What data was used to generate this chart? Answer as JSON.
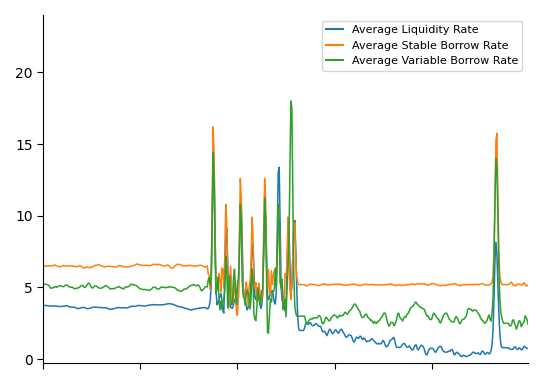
{
  "legend_labels": [
    "Average Liquidity Rate",
    "Average Stable Borrow Rate",
    "Average Variable Borrow Rate"
  ],
  "line_colors": [
    "#1f77b4",
    "#ff7f0e",
    "#2ca02c"
  ],
  "ylim": [
    -0.3,
    24
  ],
  "yticks": [
    0,
    5,
    10,
    15,
    20
  ],
  "linewidth": 1.1,
  "figsize": [
    5.43,
    3.84
  ],
  "dpi": 100
}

---------------

DIRECTIONS FOR THIS TASK:
Repeat each record exactly as shown above, dropping all images.

ANSWER TO THE PROBLEM:
What data was used to generate this chart? Answer as JSON.
{
  "legend_labels": [
    "Average Liquidity Rate",
    "Average Stable Borrow Rate",
    "Average Variable Borrow Rate"
  ],
  "line_colors": [
    "#1f77b4",
    "#ff7f0e",
    "#2ca02c"
  ],
  "ylim": [
    -0.3,
    24
  ],
  "yticks": [
    0,
    5,
    10,
    15,
    20
  ],
  "linewidth": 1.1,
  "figsize": [
    5.43,
    3.84
  ],
  "dpi": 100
}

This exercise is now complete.